(Required task):
Pull out every line below that holds the word "text".

Extracted records:
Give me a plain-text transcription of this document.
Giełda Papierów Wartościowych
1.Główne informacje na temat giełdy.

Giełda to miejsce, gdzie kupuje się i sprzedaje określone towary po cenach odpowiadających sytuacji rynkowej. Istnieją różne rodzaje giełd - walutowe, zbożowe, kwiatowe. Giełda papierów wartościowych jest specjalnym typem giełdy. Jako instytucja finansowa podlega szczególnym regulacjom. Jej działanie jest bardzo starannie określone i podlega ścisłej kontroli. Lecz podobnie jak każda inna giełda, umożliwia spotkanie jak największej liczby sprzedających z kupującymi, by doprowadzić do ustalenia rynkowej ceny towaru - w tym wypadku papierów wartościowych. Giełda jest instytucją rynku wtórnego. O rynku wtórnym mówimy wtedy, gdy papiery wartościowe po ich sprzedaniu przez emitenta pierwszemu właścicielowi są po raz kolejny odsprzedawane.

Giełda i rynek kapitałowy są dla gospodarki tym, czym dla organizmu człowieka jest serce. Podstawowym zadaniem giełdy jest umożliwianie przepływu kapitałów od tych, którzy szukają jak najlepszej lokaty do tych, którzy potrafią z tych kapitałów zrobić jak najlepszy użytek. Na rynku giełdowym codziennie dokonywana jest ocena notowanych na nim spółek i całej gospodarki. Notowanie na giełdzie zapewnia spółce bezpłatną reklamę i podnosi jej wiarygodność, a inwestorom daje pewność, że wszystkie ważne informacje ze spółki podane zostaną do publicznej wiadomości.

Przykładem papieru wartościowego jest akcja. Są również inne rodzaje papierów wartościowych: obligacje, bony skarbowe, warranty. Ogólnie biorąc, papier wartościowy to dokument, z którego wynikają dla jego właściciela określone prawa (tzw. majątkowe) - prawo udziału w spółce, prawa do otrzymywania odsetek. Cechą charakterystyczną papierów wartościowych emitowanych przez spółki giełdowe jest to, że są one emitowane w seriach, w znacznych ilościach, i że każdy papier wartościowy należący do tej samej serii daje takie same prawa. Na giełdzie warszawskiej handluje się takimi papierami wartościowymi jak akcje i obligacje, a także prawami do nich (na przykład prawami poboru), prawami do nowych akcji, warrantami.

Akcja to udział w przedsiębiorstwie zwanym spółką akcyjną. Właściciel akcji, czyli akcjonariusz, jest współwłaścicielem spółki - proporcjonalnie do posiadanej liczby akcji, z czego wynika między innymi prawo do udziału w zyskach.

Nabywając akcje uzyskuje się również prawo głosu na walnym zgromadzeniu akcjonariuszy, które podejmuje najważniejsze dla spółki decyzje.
* * *
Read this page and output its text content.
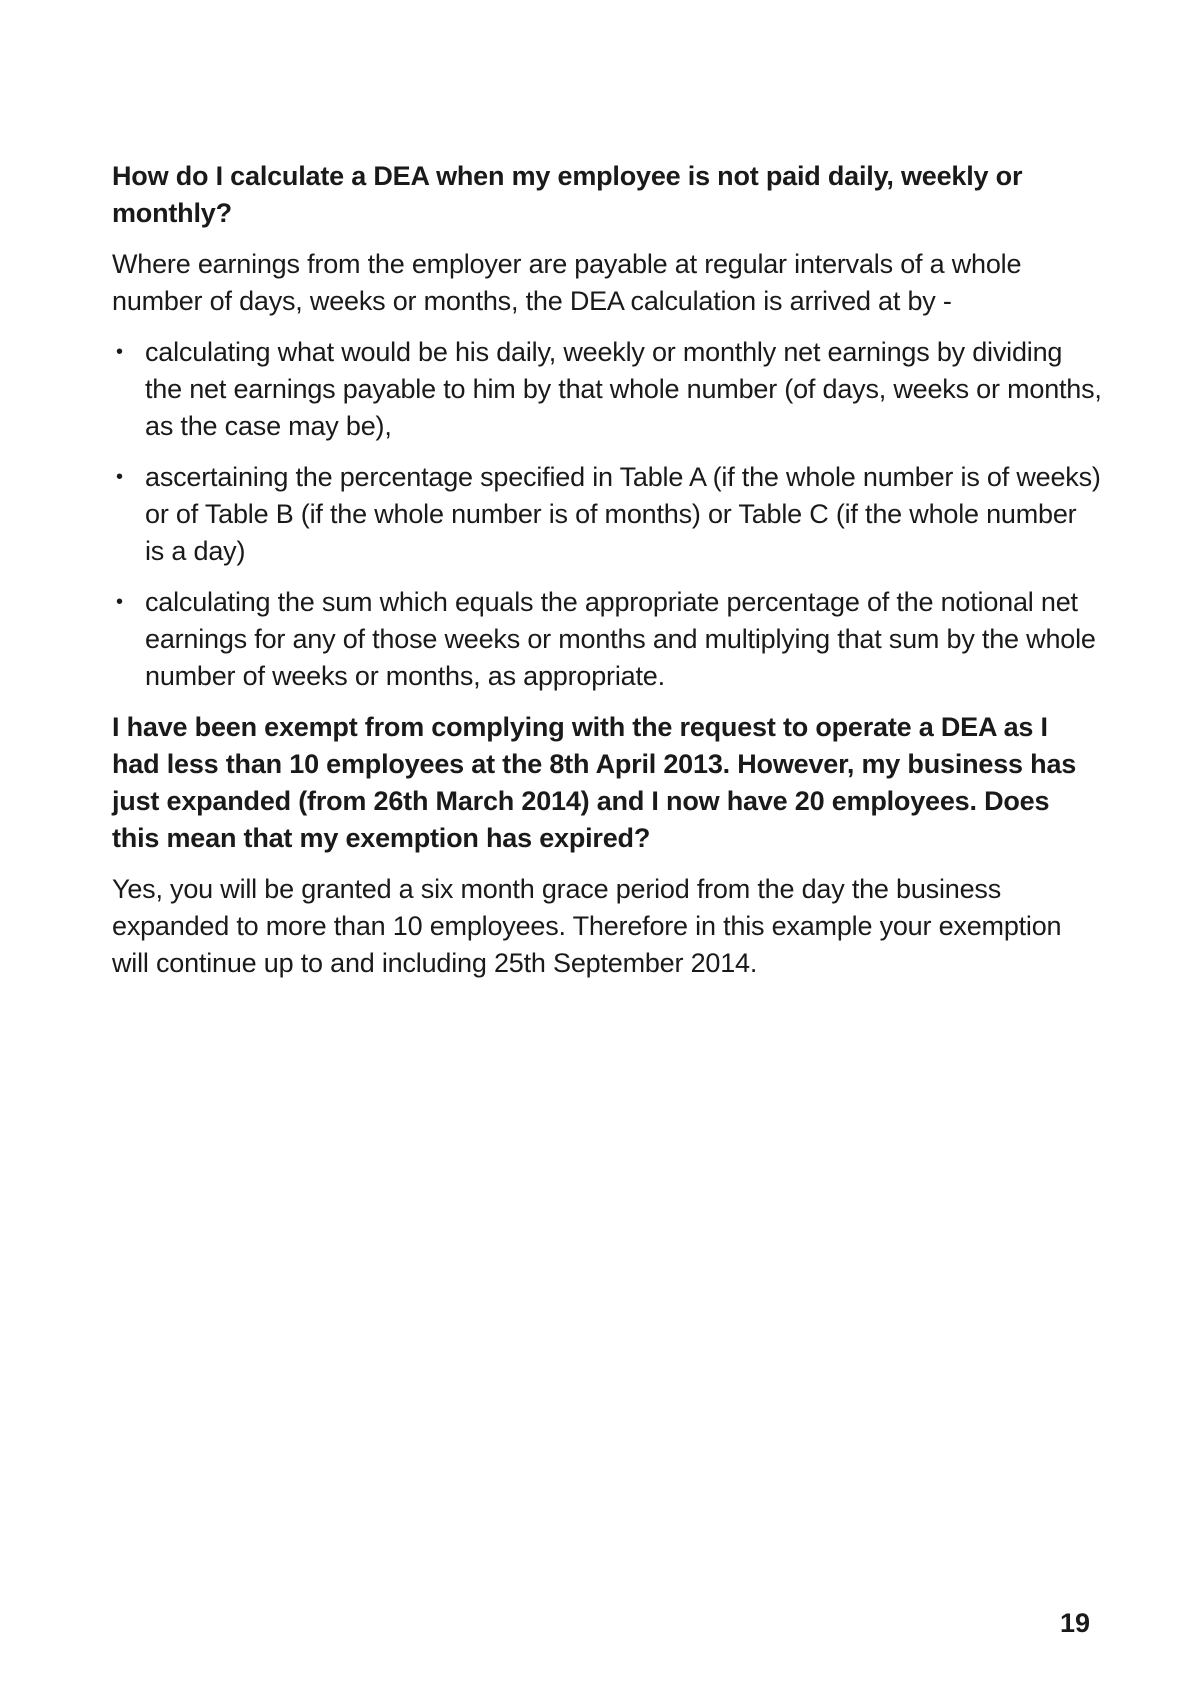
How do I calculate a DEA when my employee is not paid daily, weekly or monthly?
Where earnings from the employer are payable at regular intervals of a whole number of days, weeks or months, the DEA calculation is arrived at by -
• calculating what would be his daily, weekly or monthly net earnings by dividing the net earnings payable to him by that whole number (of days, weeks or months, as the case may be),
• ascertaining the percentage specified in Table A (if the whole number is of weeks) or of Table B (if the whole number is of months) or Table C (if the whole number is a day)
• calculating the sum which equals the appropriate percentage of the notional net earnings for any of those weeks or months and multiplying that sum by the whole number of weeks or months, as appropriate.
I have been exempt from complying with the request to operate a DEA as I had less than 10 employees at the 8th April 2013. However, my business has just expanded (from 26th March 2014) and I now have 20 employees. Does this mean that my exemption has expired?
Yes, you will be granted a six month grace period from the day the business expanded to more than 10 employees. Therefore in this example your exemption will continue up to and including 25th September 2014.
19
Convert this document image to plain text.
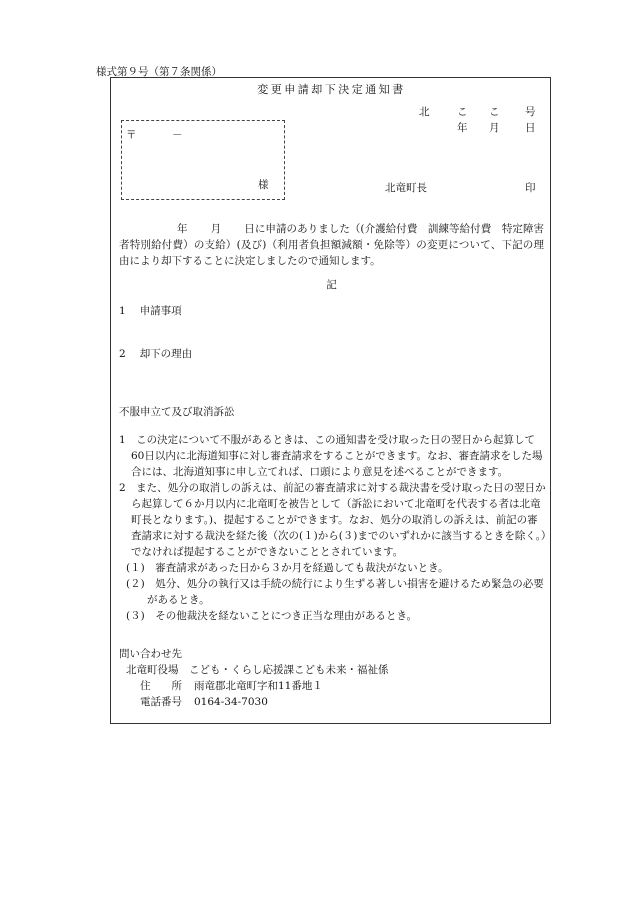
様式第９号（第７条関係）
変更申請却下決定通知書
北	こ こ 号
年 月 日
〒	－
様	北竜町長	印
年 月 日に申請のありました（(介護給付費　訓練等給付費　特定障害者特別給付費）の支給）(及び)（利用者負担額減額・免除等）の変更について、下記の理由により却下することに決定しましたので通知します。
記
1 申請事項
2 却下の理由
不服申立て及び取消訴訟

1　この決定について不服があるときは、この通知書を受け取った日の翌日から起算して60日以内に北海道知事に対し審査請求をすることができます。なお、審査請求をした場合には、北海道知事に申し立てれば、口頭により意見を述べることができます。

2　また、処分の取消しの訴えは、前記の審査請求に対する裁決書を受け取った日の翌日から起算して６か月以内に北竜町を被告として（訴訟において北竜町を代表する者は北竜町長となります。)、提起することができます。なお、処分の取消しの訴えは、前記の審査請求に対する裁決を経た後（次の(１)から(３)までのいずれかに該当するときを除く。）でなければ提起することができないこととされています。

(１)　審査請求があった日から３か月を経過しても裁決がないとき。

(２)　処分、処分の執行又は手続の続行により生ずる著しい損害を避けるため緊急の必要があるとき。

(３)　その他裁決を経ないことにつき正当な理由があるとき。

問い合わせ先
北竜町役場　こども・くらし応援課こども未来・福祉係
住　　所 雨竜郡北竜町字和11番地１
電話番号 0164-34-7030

(Finished exercise):
Give me a plain-text transcription of this document.
Read this page and output its text content.
Convert this document image to plain text.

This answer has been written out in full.